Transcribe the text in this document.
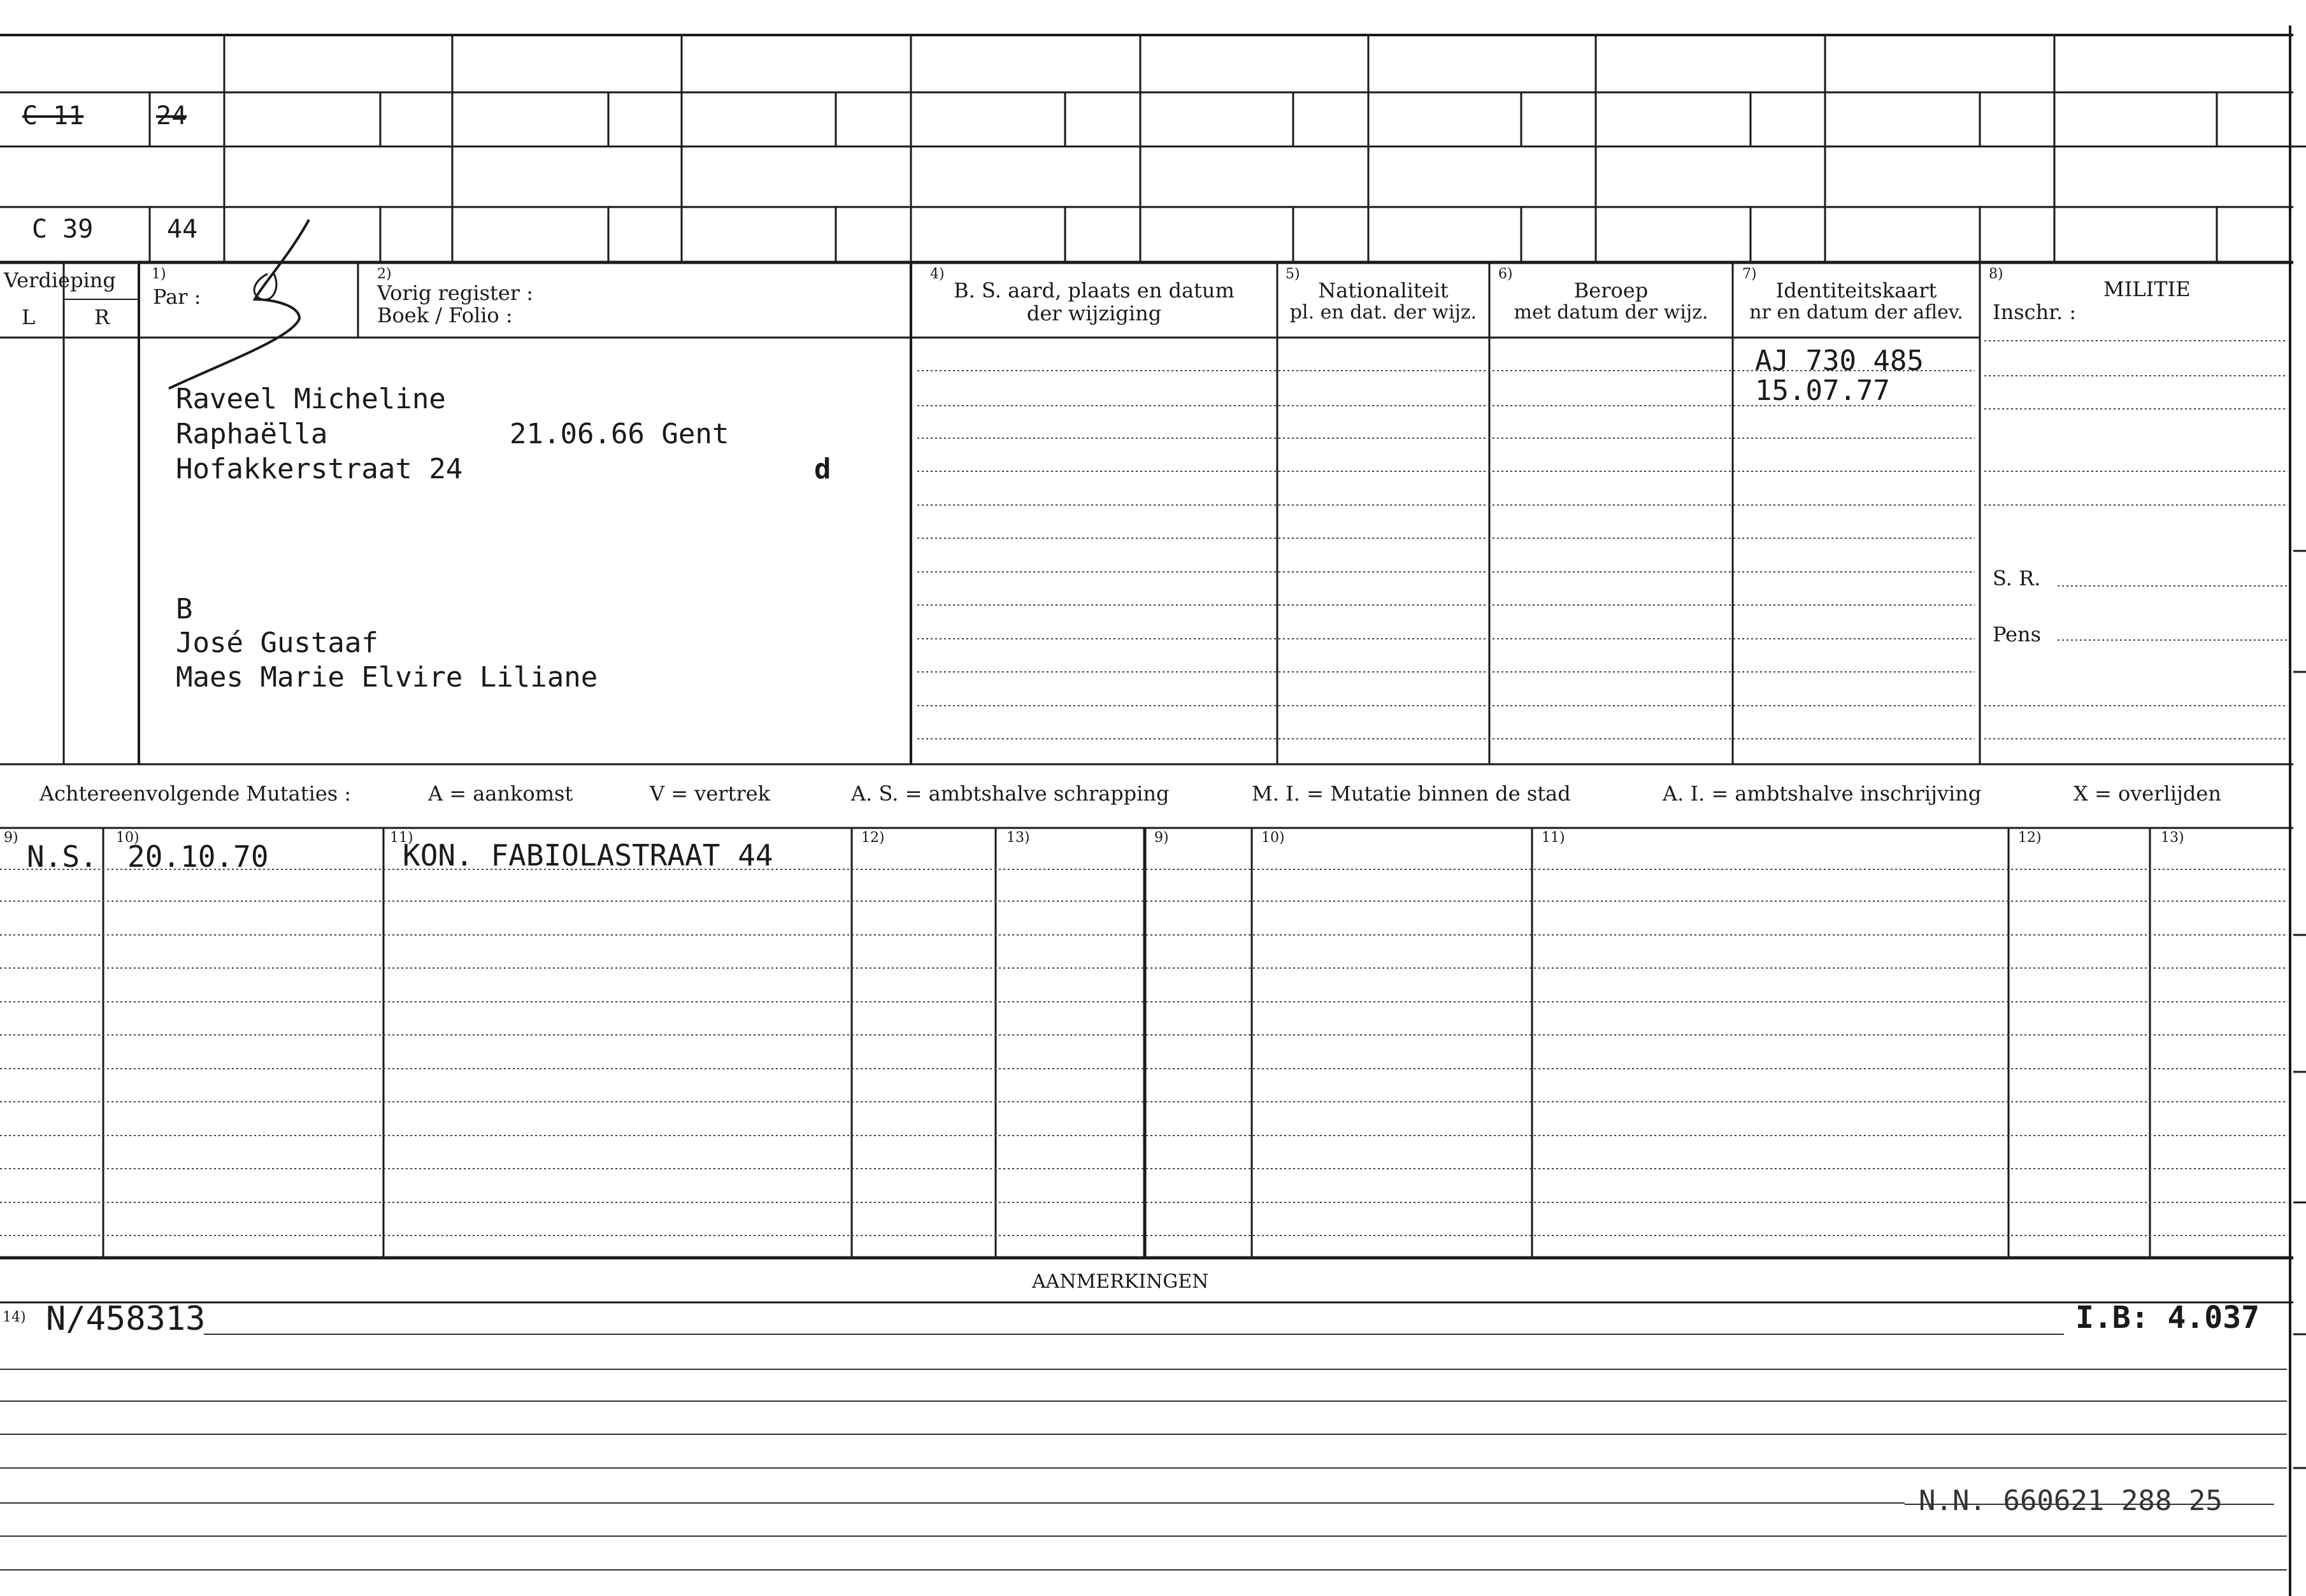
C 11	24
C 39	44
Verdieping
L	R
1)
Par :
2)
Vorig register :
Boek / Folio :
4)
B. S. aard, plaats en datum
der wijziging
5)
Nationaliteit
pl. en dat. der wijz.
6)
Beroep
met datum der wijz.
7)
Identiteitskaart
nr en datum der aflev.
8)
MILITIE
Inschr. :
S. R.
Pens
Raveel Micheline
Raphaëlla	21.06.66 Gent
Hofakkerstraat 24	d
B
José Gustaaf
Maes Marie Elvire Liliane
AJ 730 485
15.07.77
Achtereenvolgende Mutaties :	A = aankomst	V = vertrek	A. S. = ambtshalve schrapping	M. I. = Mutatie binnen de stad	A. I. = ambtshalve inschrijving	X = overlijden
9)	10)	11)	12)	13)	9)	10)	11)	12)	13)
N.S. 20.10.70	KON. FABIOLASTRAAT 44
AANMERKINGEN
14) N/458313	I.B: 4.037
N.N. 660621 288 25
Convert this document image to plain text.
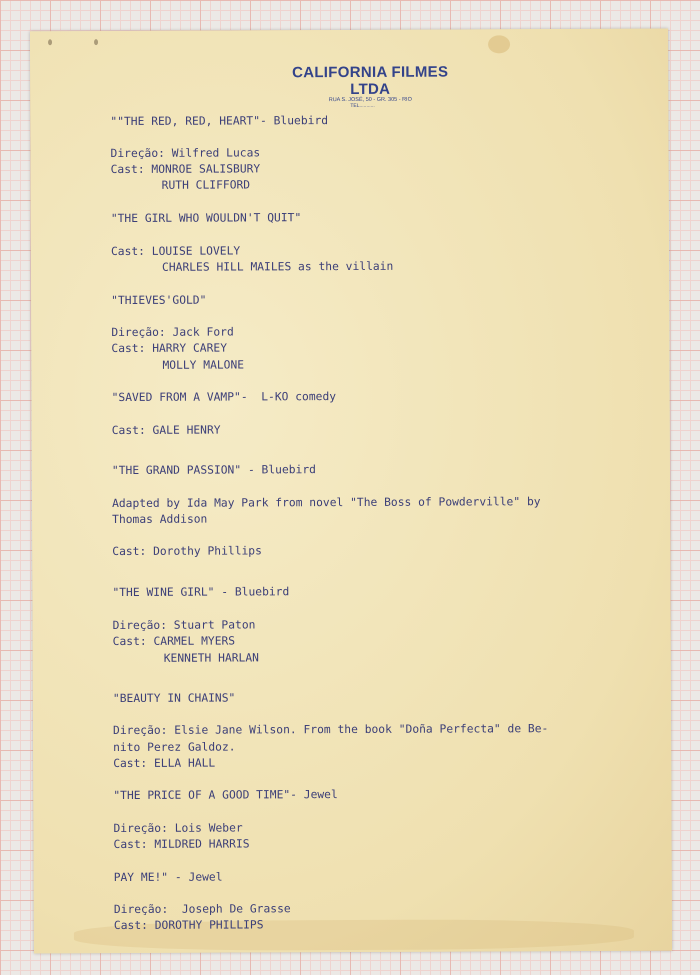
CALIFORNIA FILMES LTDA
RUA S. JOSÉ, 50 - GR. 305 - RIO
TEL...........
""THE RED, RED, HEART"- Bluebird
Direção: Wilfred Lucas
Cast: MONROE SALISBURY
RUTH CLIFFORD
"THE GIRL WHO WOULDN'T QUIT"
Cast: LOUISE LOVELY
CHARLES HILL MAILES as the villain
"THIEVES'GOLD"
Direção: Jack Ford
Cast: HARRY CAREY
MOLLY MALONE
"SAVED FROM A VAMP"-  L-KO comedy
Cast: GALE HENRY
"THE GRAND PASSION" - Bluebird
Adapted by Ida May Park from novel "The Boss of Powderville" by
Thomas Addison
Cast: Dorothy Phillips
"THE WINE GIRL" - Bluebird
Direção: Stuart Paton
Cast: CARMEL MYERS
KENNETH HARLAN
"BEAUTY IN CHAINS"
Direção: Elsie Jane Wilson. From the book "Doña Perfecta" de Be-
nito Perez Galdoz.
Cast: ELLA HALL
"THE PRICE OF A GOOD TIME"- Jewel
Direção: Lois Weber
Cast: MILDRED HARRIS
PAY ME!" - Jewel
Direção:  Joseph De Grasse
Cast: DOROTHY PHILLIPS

Task requirements: Reproduce the listing above exactly, excluding all pictures.

Response to this task:
Transcribe the text in this document.
C 11	24
C 39	44
Verdieping
L	R
1)
Par :
2)
Vorig register :
Boek / Folio :
4)
B. S. aard, plaats en datum
der wijziging
5)
Nationaliteit
pl. en dat. der wijz.
6)
Beroep
met datum der wijz.
7)
Identiteitskaart
nr en datum der aflev.
8)
MILITIE
Inschr. :
S. R.
Pens
Raveel Micheline
Raphaëlla	21.06.66 Gent
Hofakkerstraat 24	d
B
José Gustaaf
Maes Marie Elvire Liliane
AJ 730 485
15.07.77
Achtereenvolgende Mutaties :	A = aankomst	V = vertrek	A. S. = ambtshalve schrapping	M. I. = Mutatie binnen de stad	A. I. = ambtshalve inschrijving	X = overlijden
9)	10)	11)	12)	13)	9)	10)	11)	12)	13)
N.S. 20.10.70	KON. FABIOLASTRAAT 44
AANMERKINGEN
14) N/458313	I.B: 4.037
N.N. 660621 288 25
Convert this document image to plain text.
CALIFORNIA FILMES LTDA
RUA S. JOSÉ, 50 - GR. 305 - RIO
TEL...........
""THE RED, RED, HEART"- Bluebird
Direção: Wilfred Lucas
Cast: MONROE SALISBURY
RUTH CLIFFORD
"THE GIRL WHO WOULDN'T QUIT"
Cast: LOUISE LOVELY
CHARLES HILL MAILES as the villain
"THIEVES'GOLD"
Direção: Jack Ford
Cast: HARRY CAREY
MOLLY MALONE
"SAVED FROM A VAMP"-  L-KO comedy
Cast: GALE HENRY
"THE GRAND PASSION" - Bluebird
Adapted by Ida May Park from novel "The Boss of Powderville" by
Thomas Addison
Cast: Dorothy Phillips
"THE WINE GIRL" - Bluebird
Direção: Stuart Paton
Cast: CARMEL MYERS
KENNETH HARLAN
"BEAUTY IN CHAINS"
Direção: Elsie Jane Wilson. From the book "Doña Perfecta" de Be-
nito Perez Galdoz.
Cast: ELLA HALL
"THE PRICE OF A GOOD TIME"- Jewel
Direção: Lois Weber
Cast: MILDRED HARRIS
PAY ME!" - Jewel
Direção:  Joseph De Grasse
Cast: DOROTHY PHILLIPS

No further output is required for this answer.